§ **What you are asked to do**
Restate the complete material exactly.

※

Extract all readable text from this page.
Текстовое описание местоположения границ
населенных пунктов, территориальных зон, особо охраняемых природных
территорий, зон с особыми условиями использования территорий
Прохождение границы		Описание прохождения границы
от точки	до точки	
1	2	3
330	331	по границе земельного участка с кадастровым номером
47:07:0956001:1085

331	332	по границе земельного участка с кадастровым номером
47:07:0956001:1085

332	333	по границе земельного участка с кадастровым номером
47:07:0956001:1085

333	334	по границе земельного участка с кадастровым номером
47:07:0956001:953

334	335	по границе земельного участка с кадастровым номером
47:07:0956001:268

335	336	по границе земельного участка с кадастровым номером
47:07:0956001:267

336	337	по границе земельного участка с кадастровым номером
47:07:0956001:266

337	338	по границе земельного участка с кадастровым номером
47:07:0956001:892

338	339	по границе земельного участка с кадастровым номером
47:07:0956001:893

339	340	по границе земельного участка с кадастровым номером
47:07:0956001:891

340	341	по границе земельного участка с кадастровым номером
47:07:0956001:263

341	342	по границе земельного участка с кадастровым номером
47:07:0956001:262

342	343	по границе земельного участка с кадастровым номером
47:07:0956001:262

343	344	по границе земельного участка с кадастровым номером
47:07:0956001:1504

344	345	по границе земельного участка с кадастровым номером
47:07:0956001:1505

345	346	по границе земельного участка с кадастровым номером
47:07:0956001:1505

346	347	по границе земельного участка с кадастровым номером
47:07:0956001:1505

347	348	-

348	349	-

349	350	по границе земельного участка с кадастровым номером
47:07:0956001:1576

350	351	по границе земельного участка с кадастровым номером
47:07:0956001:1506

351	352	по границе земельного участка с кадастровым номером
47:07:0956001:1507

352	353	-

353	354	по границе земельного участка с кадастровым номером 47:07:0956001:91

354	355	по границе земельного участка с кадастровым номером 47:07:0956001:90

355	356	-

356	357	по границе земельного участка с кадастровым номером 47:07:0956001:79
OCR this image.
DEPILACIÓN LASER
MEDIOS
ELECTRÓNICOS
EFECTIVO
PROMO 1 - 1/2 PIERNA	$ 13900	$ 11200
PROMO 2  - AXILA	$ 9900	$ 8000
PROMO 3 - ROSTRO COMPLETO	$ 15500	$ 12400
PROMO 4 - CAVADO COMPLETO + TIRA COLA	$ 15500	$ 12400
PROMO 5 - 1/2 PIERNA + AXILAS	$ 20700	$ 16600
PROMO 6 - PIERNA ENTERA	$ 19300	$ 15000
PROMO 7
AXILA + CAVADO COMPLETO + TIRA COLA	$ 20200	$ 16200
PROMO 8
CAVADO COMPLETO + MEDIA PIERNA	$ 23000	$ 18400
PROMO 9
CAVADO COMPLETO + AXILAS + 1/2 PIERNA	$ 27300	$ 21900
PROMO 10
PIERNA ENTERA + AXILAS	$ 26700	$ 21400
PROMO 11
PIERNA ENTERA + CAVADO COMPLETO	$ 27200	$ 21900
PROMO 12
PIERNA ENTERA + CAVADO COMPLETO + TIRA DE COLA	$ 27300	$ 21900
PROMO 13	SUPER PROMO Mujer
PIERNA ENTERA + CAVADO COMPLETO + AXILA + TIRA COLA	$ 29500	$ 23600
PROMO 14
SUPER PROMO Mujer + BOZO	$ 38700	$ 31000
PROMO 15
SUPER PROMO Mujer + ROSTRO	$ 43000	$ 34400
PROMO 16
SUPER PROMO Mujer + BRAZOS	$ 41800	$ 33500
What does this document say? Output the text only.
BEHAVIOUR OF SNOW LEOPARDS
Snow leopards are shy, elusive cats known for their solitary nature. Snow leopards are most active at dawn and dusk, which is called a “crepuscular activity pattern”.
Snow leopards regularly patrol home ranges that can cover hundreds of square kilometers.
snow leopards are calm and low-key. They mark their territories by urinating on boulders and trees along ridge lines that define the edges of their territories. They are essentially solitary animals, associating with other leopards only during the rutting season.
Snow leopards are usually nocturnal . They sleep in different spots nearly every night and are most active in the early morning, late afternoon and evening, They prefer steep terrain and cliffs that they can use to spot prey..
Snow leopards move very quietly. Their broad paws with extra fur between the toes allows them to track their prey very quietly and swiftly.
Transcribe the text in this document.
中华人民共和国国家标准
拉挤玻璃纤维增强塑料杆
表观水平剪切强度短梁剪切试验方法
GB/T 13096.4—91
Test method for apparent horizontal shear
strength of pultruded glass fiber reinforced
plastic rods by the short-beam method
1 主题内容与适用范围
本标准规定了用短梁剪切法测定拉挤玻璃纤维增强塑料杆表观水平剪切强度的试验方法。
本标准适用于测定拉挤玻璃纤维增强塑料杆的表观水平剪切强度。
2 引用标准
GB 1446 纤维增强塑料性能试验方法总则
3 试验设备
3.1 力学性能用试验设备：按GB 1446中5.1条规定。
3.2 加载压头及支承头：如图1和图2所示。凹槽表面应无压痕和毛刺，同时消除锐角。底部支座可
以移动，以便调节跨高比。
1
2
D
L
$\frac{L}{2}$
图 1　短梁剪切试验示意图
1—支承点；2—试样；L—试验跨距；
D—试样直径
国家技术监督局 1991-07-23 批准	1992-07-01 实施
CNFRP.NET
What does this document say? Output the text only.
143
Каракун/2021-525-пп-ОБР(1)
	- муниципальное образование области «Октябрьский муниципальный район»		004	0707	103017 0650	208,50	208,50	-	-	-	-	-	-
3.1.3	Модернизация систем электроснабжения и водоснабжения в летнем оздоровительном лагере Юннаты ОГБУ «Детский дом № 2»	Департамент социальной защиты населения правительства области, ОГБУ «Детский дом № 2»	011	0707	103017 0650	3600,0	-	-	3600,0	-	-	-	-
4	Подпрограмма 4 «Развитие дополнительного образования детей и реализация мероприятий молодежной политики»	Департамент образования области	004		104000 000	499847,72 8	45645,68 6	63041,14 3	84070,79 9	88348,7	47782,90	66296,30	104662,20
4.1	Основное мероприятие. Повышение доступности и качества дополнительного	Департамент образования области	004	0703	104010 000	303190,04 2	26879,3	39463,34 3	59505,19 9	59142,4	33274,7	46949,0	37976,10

※

§ **Complete response**
Extract all readable text from this page.
Текстовое описание местоположения границ
населенных пунктов, территориальных зон, особо охраняемых природных
территорий, зон с особыми условиями использования территорий
Прохождение границы		Описание прохождения границы
от точки	до точки	
1	2	3
330	331	по границе земельного участка с кадастровым номером
47:07:0956001:1085

331	332	по границе земельного участка с кадастровым номером
47:07:0956001:1085

332	333	по границе земельного участка с кадастровым номером
47:07:0956001:1085

333	334	по границе земельного участка с кадастровым номером
47:07:0956001:953

334	335	по границе земельного участка с кадастровым номером
47:07:0956001:268

335	336	по границе земельного участка с кадастровым номером
47:07:0956001:267

336	337	по границе земельного участка с кадастровым номером
47:07:0956001:266

337	338	по границе земельного участка с кадастровым номером
47:07:0956001:892

338	339	по границе земельного участка с кадастровым номером
47:07:0956001:893

339	340	по границе земельного участка с кадастровым номером
47:07:0956001:891

340	341	по границе земельного участка с кадастровым номером
47:07:0956001:263

341	342	по границе земельного участка с кадастровым номером
47:07:0956001:262

342	343	по границе земельного участка с кадастровым номером
47:07:0956001:262

343	344	по границе земельного участка с кадастровым номером
47:07:0956001:1504

344	345	по границе земельного участка с кадастровым номером
47:07:0956001:1505

345	346	по границе земельного участка с кадастровым номером
47:07:0956001:1505

346	347	по границе земельного участка с кадастровым номером
47:07:0956001:1505

347	348	-

348	349	-

349	350	по границе земельного участка с кадастровым номером
47:07:0956001:1576

350	351	по границе земельного участка с кадастровым номером
47:07:0956001:1506

351	352	по границе земельного участка с кадастровым номером
47:07:0956001:1507

352	353	-

353	354	по границе земельного участка с кадастровым номером 47:07:0956001:91

354	355	по границе земельного участка с кадастровым номером 47:07:0956001:90

355	356	-

356	357	по границе земельного участка с кадастровым номером 47:07:0956001:79
OCR this image.
DEPILACIÓN LASER
MEDIOS
ELECTRÓNICOS
EFECTIVO
PROMO 1 - 1/2 PIERNA	$ 13900	$ 11200
PROMO 2  - AXILA	$ 9900	$ 8000
PROMO 3 - ROSTRO COMPLETO	$ 15500	$ 12400
PROMO 4 - CAVADO COMPLETO + TIRA COLA	$ 15500	$ 12400
PROMO 5 - 1/2 PIERNA + AXILAS	$ 20700	$ 16600
PROMO 6 - PIERNA ENTERA	$ 19300	$ 15000
PROMO 7
AXILA + CAVADO COMPLETO + TIRA COLA	$ 20200	$ 16200
PROMO 8
CAVADO COMPLETO + MEDIA PIERNA	$ 23000	$ 18400
PROMO 9
CAVADO COMPLETO + AXILAS + 1/2 PIERNA	$ 27300	$ 21900
PROMO 10
PIERNA ENTERA + AXILAS	$ 26700	$ 21400
PROMO 11
PIERNA ENTERA + CAVADO COMPLETO	$ 27200	$ 21900
PROMO 12
PIERNA ENTERA + CAVADO COMPLETO + TIRA DE COLA	$ 27300	$ 21900
PROMO 13	SUPER PROMO Mujer
PIERNA ENTERA + CAVADO COMPLETO + AXILA + TIRA COLA	$ 29500	$ 23600
PROMO 14
SUPER PROMO Mujer + BOZO	$ 38700	$ 31000
PROMO 15
SUPER PROMO Mujer + ROSTRO	$ 43000	$ 34400
PROMO 16
SUPER PROMO Mujer + BRAZOS	$ 41800	$ 33500
What does this document say? Output the text only.
BEHAVIOUR OF SNOW LEOPARDS
Snow leopards are shy, elusive cats known for their solitary nature. Snow leopards are most active at dawn and dusk, which is called a “crepuscular activity pattern”.
Snow leopards regularly patrol home ranges that can cover hundreds of square kilometers.
snow leopards are calm and low-key. They mark their territories by urinating on boulders and trees along ridge lines that define the edges of their territories. They are essentially solitary animals, associating with other leopards only during the rutting season.
Snow leopards are usually nocturnal . They sleep in different spots nearly every night and are most active in the early morning, late afternoon and evening, They prefer steep terrain and cliffs that they can use to spot prey..
Snow leopards move very quietly. Their broad paws with extra fur between the toes allows them to track their prey very quietly and swiftly.
Transcribe the text in this document.
中华人民共和国国家标准
拉挤玻璃纤维增强塑料杆
表观水平剪切强度短梁剪切试验方法
GB/T 13096.4—91
Test method for apparent horizontal shear
strength of pultruded glass fiber reinforced
plastic rods by the short-beam method
1 主题内容与适用范围
本标准规定了用短梁剪切法测定拉挤玻璃纤维增强塑料杆表观水平剪切强度的试验方法。
本标准适用于测定拉挤玻璃纤维增强塑料杆的表观水平剪切强度。
2 引用标准
GB 1446 纤维增强塑料性能试验方法总则
3 试验设备
3.1 力学性能用试验设备：按GB 1446中5.1条规定。
3.2 加载压头及支承头：如图1和图2所示。凹槽表面应无压痕和毛刺，同时消除锐角。底部支座可
以移动，以便调节跨高比。
1
2
D
L
$\frac{L}{2}$
图 1　短梁剪切试验示意图
1—支承点；2—试样；L—试验跨距；
D—试样直径
国家技术监督局 1991-07-23 批准	1992-07-01 实施
CNFRP.NET
What does this document say? Output the text only.
143
Каракун/2021-525-пп-ОБР(1)
	- муниципальное образование области «Октябрьский муниципальный район»		004	0707	103017 0650	208,50	208,50	-	-	-	-	-	-
3.1.3	Модернизация систем электроснабжения и водоснабжения в летнем оздоровительном лагере Юннаты ОГБУ «Детский дом № 2»	Департамент социальной защиты населения правительства области, ОГБУ «Детский дом № 2»	011	0707	103017 0650	3600,0	-	-	3600,0	-	-	-	-
4	Подпрограмма 4 «Развитие дополнительного образования детей и реализация мероприятий молодежной политики»	Департамент образования области	004		104000 000	499847,72 8	45645,68 6	63041,14 3	84070,79 9	88348,7	47782,90	66296,30	104662,20
4.1	Основное мероприятие. Повышение доступности и качества дополнительного	Департамент образования области	004	0703	104010 000	303190,04 2	26879,3	39463,34 3	59505,19 9	59142,4	33274,7	46949,0	37976,10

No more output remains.